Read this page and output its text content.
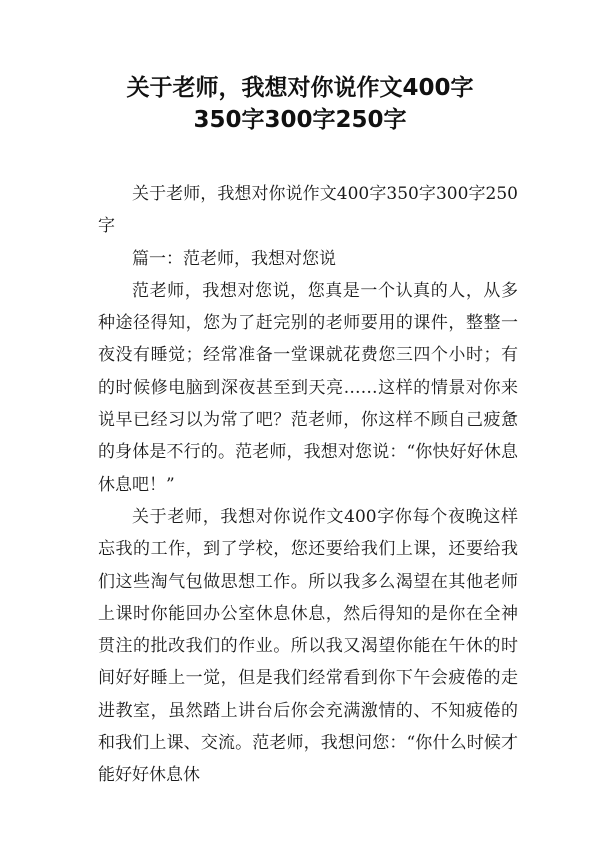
关于老师，我想对你说作文400字
350字300字250字

关于老师，我想对你说作文400字350字300字250字

篇一：范老师，我想对您说

范老师，我想对您说，您真是一个认真的人，从多种途径得知，您为了赶完别的老师要用的课件，整整一夜没有睡觉；经常准备一堂课就花费您三四个小时；有的时候修电脑到深夜甚至到天亮……这样的情景对你来说早已经习以为常了吧？范老师，你这样不顾自己疲惫的身体是不行的。范老师，我想对您说：“你快好好休息休息吧！”

关于老师，我想对你说作文400字你每个夜晚这样忘我的工作，到了学校，您还要给我们上课，还要给我们这些淘气包做思想工作。所以我多么渴望在其他老师上课时你能回办公室休息休息，然后得知的是你在全神贯注的批改我们的作业。所以我又渴望你能在午休的时间好好睡上一觉，但是我们经常看到你下午会疲倦的走进教室，虽然踏上讲台后你会充满激情的、不知疲倦的和我们上课、交流。范老师，我想问您：“你什么时候才能好好休息休
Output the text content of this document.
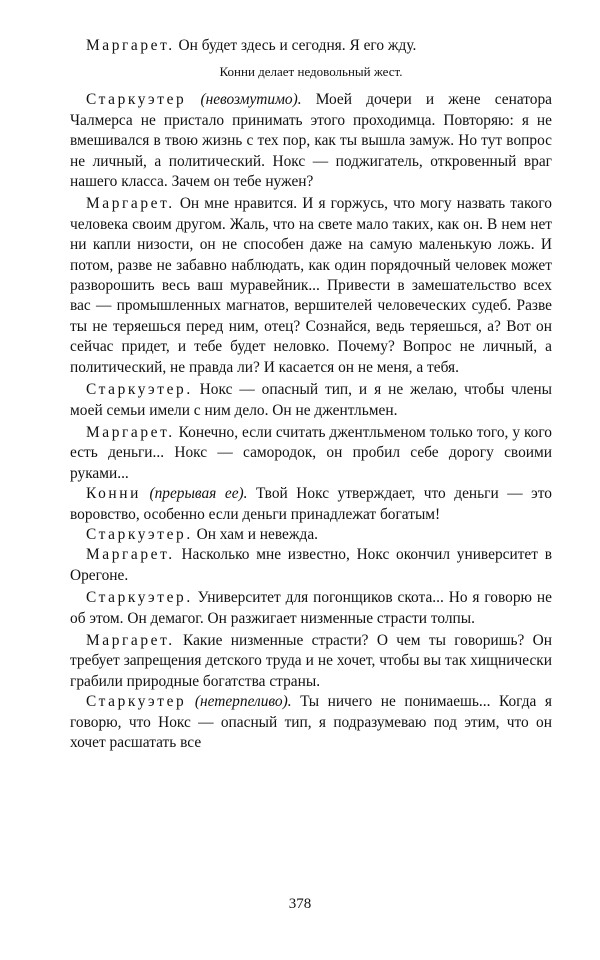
Маргарет. Он будет здесь и сегодня. Я его жду.

Конни делает недовольный жест.

Старкуэтер (невозмутимо). Моей дочери и жене сенатора Чалмерса не пристало принимать этого проходимца. Повторяю: я не вмешивался в твою жизнь с тех пор, как ты вышла замуж. Но тут вопрос не личный, а политический. Нокс — поджигатель, откровенный враг нашего класса. Зачем он тебе нужен?

Маргарет. Он мне нравится. И я горжусь, что могу назвать такого человека своим другом. Жаль, что на свете мало таких, как он. В нем нет ни капли низости, он не способен даже на самую маленькую ложь. И потом, разве не забавно наблюдать, как один порядочный человек может разворошить весь ваш муравейник... Привести в замешательство всех вас — промышленных магнатов, вершителей человеческих судеб. Разве ты не теряешься перед ним, отец? Сознайся, ведь теряешься, а? Вот он сейчас придет, и тебе будет неловко. Почему? Вопрос не личный, а политический, не правда ли? И касается он не меня, а тебя.

Старкуэтер. Нокс — опасный тип, и я не желаю, чтобы члены моей семьи имели с ним дело. Он не джентльмен.

Маргарет. Конечно, если считать джентльменом только того, у кого есть деньги... Нокс — самородок, он пробил себе дорогу своими руками...

Конни (прерывая ее). Твой Нокс утверждает, что деньги — это воровство, особенно если деньги принадлежат богатым!

Старкуэтер. Он хам и невежда.

Маргарет. Насколько мне известно, Нокс окончил университет в Орегоне.

Старкуэтер. Университет для погонщиков скота... Но я говорю не об этом. Он демагог. Он разжигает низменные страсти толпы.

Маргарет. Какие низменные страсти? О чем ты говоришь? Он требует запрещения детского труда и не хочет, чтобы вы так хищнически грабили природные богатства страны.

Старкуэтер (нетерпеливо). Ты ничего не понимаешь... Когда я говорю, что Нокс — опасный тип, я подразумеваю под этим, что он хочет расшатать все

378
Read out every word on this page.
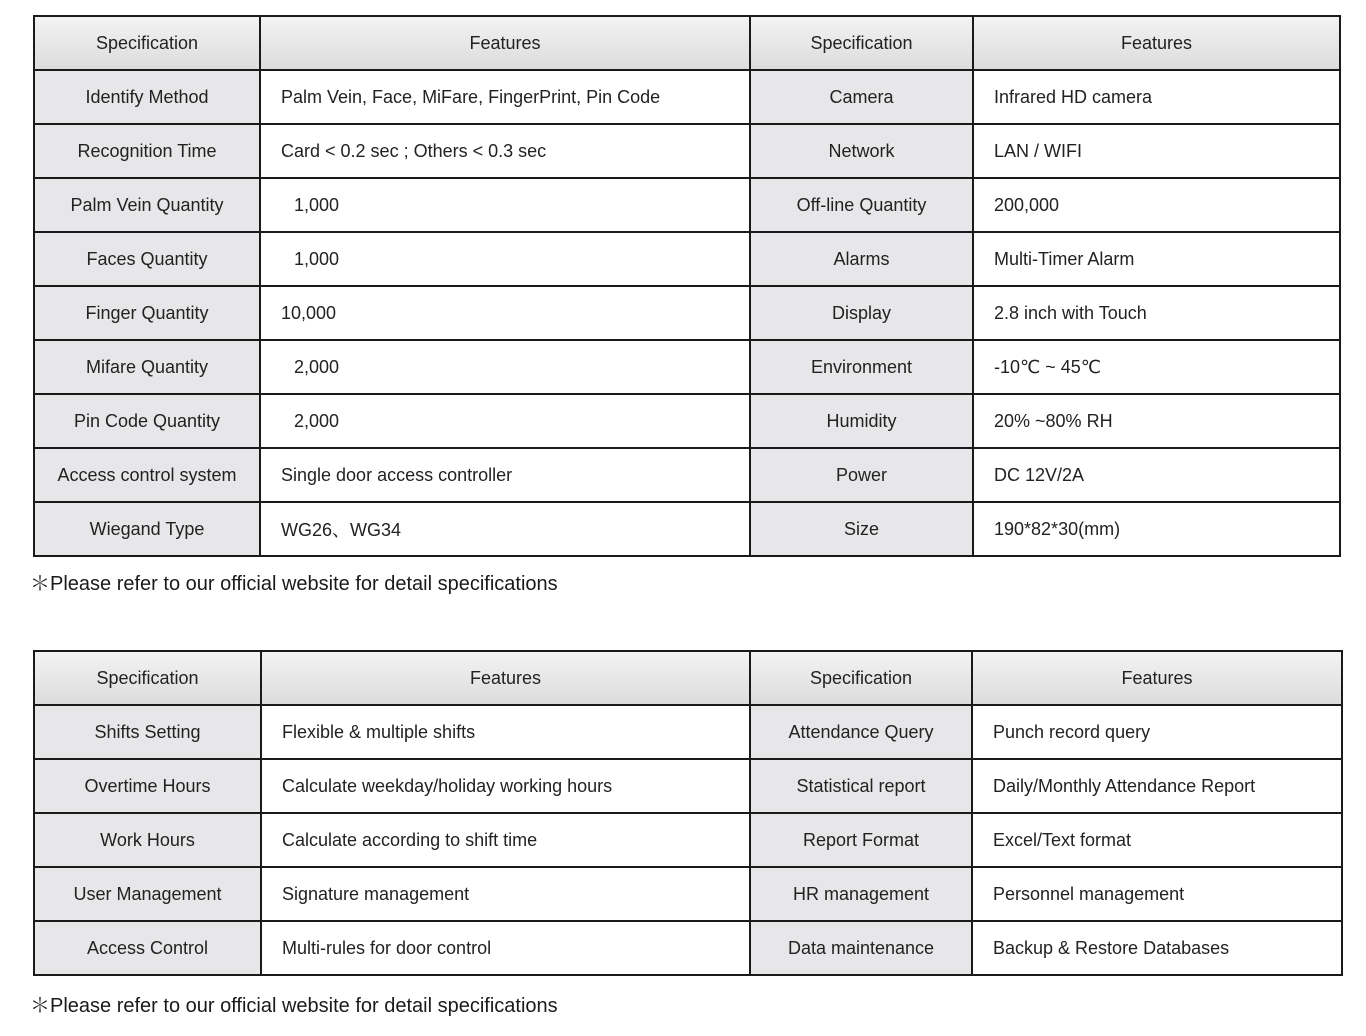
Specification	Features	Specification	Features
Identify Method	Palm Vein, Face, MiFare, FingerPrint, Pin Code	Camera	Infrared HD camera
Recognition Time	Card < 0.2 sec ; Others < 0.3 sec	Network	LAN / WIFI
Palm Vein Quantity	1,000	Off-line Quantity	200,000
Faces Quantity	1,000	Alarms	Multi-Timer Alarm
Finger Quantity	10,000	Display	2.8 inch with Touch
Mifare Quantity	2,000	Environment	-10℃ ~ 45℃
Pin Code Quantity	2,000	Humidity	20% ~80% RH
Access control system	Single door access controller	Power	DC 12V/2A
Wiegand Type	WG26、WG34	Size	190*82*30(mm)
＊Please refer to our official website for detail specifications
Specification	Features	Specification	Features
Shifts Setting	Flexible & multiple shifts	Attendance Query	Punch record query
Overtime Hours	Calculate weekday/holiday working hours	Statistical report	Daily/Monthly Attendance Report
Work Hours	Calculate according to shift time	Report Format	Excel/Text format
User Management	Signature management	HR management	Personnel management
Access Control	Multi-rules for door control	Data maintenance	Backup & Restore Databases
＊Please refer to our official website for detail specifications
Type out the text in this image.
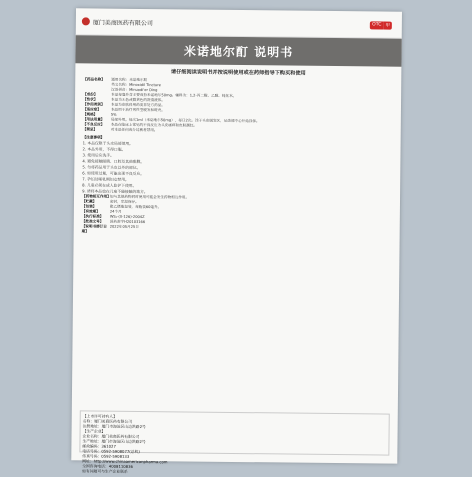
厦门美商医药有限公司	OTC 甲
米诺地尔酊 说明书
请仔细阅读说明书并按说明使用或在药师指导下购买和使用
【药品名称】	通用名称：米诺地尔酊
英文名称：Minoxidil Tincture
汉语拼音：Minuodi'er Ding
【成份】	本品每毫升含主要成份米诺地尔50mg。辅料为：1,2-丙二醇、乙醇、纯化水。
【性状】	本品为无色或微黄色的澄清液体。
【作用类别】	本品为皮肤科用药类非处方药品。
【适应症】	本品用于治疗男性型脱发和斑秃。
【规格】	5%
【用法用量】	局部外用。每次1ml（米诺地尔50mg），每日2次。涂于头皮脱发区，从患部中心开始涂抹。
【不良反应】	本品在临床上常见的不良反应为头皮瘙痒和皮肤潮红。
【禁忌】	对本品任何成分过敏者禁用。
【注意事项】
1. 本品仅限于头皮局部使用。
2. 本品外用，不得口服。
3. 使用后应洗手。
4. 避免接触眼睛、口腔及其他黏膜。
5. 勿将药品用于头皮以外的部位。
6. 如使用过量，可能出现不良反应。
7. 孕妇及哺乳期妇女禁用。
8. 儿童必须在成人监护下使用。
9. 请将本品放在儿童不能接触的地方。
【药物相互作用】 如与其他药物同时使用可能会发生药物相互作用。
【贮藏】	密封，室温保存。
【包装】	聚乙烯瓶包装，每瓶装60毫升。
【有效期】	24个月
【执行标准】	WS₁-(X-126)-2004Z
【批准文号】	国药准字H20103166
【说明书修订日期】
2022年05月25日
【上市许可持有人】
名称：厦门美商医药有限公司
注册地址：厦门市海沧区山边洪路2号
【生产企业】
企业名称：厦门美商医药有限公司
生产地址：厦门市海沧区山边洪路2号
邮政编码：361027
电话号码：0592-5908077(总机)
传真号码：0592-5908133
网址：http://www.chinaamericanpharma.com
全国咨询电话：4008110836
如有问题可与生产企业联系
************
(Task instructions): Give only the count of lines in this material that contain the string "Access".

(Problem solution): 2